Lines containing the word "this" are to be located and copied.

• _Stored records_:
--- --- ---
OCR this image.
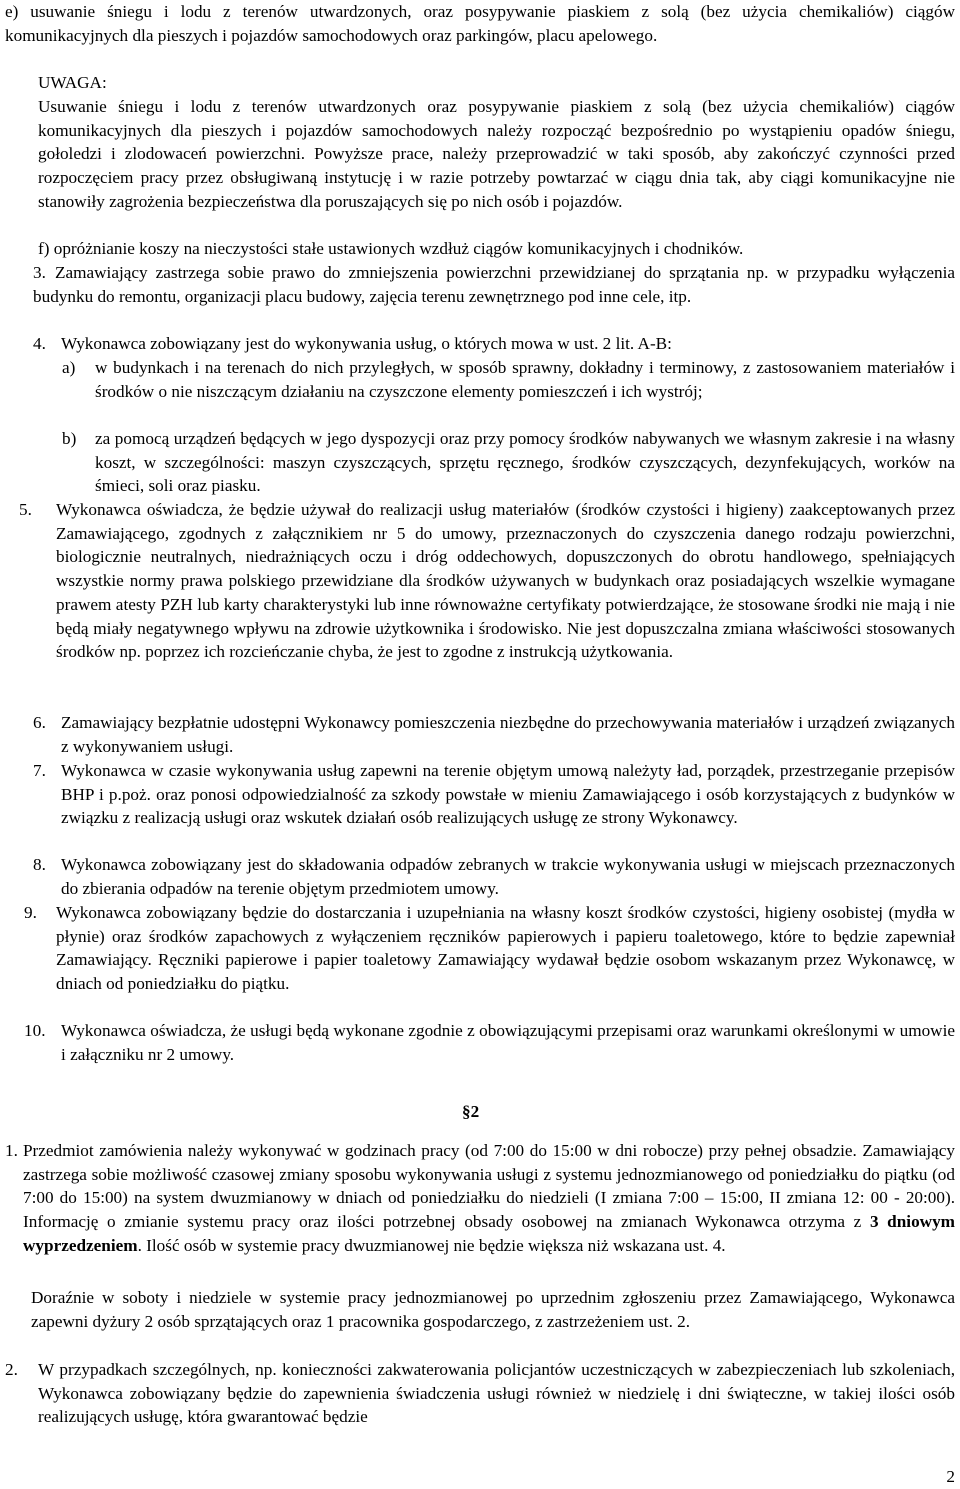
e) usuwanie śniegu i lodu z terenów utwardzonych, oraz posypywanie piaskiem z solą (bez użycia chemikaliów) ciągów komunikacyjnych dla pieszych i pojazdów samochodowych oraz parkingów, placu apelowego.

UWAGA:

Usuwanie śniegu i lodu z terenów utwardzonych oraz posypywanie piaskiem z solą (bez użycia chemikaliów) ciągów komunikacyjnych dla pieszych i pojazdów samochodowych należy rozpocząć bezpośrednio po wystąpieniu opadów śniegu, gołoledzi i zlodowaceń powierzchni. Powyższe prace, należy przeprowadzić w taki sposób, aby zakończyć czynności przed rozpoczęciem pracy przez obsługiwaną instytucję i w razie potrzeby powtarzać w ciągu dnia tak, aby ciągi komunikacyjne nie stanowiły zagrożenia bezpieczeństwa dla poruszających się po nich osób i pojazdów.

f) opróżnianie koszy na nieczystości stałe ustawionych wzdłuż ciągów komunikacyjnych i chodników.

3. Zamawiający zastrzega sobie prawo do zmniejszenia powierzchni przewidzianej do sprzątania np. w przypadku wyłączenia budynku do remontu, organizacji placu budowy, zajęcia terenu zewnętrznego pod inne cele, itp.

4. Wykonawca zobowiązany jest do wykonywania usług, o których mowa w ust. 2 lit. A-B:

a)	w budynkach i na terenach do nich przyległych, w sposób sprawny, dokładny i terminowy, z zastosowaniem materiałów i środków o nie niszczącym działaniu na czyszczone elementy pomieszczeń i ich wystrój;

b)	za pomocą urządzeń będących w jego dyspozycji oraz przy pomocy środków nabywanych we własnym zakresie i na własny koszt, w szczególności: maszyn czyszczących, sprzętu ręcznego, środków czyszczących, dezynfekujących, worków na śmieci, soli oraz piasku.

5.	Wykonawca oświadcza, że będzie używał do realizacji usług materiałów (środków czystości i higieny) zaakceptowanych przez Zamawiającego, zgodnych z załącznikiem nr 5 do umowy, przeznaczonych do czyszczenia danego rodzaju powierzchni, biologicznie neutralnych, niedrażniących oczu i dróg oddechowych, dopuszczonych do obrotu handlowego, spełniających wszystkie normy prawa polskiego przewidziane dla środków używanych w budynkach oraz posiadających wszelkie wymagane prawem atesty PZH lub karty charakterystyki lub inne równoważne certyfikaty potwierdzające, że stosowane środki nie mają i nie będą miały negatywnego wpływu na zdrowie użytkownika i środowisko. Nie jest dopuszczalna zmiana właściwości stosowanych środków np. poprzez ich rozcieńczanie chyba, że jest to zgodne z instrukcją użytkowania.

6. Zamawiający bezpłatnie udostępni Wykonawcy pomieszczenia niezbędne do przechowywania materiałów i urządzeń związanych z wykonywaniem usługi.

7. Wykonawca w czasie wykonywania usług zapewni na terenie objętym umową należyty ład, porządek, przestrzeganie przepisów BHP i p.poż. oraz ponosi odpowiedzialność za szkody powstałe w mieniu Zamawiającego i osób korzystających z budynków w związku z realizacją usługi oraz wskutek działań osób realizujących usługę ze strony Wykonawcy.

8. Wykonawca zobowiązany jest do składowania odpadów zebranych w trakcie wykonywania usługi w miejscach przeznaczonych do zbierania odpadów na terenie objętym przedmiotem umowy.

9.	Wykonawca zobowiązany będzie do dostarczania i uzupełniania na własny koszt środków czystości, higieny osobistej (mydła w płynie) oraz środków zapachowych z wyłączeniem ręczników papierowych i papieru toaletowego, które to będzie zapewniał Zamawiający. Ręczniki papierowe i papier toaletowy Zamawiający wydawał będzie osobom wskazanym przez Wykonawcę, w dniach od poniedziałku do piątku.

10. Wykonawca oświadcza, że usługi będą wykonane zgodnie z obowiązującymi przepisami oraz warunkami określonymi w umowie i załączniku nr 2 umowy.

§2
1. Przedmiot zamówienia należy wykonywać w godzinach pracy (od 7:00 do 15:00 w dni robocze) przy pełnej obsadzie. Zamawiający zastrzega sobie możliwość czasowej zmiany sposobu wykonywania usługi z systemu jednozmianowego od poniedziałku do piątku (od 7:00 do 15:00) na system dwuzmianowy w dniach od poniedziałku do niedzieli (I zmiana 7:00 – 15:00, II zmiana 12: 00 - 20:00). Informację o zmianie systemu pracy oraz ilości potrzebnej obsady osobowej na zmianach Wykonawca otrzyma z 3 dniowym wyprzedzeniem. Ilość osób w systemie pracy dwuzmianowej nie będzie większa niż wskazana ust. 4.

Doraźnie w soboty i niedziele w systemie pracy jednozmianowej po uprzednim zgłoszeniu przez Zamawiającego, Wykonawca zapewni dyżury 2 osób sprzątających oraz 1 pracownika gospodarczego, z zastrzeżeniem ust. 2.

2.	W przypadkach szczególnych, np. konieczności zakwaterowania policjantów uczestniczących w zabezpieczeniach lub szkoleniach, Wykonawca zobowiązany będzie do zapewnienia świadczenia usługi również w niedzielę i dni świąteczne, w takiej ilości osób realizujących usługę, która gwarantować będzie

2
--- --- ---
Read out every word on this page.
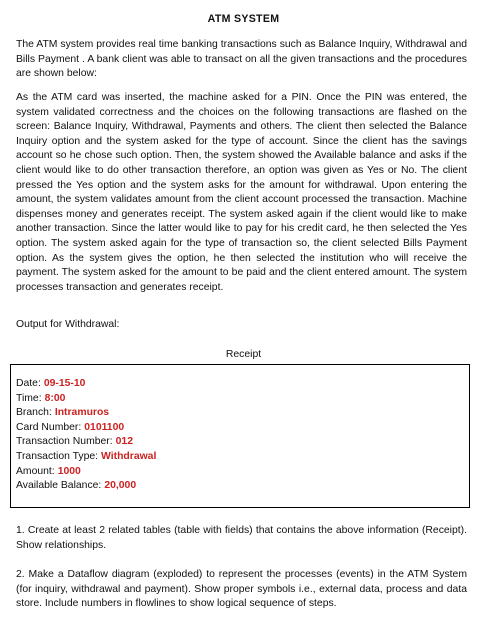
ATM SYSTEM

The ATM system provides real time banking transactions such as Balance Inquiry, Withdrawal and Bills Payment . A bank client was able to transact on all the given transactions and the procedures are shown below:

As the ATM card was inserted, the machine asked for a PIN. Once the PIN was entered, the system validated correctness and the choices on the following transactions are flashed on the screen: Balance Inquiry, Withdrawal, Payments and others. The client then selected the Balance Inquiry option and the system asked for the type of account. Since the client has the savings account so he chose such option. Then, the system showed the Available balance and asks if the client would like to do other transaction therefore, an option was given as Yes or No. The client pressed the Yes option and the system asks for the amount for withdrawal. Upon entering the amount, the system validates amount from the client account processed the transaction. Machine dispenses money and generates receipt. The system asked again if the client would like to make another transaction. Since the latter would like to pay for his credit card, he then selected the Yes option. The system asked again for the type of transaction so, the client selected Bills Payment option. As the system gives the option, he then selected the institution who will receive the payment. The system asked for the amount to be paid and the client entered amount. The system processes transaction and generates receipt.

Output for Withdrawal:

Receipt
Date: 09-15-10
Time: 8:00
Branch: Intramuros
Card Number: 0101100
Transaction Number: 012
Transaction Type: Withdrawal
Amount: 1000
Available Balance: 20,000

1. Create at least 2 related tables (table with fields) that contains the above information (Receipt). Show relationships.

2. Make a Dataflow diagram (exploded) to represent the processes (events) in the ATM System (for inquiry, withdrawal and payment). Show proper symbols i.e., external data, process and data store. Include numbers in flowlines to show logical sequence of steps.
--- --- ---
• _REPLY TO THE TASK_:
OCR this image.
Read out every word on this page.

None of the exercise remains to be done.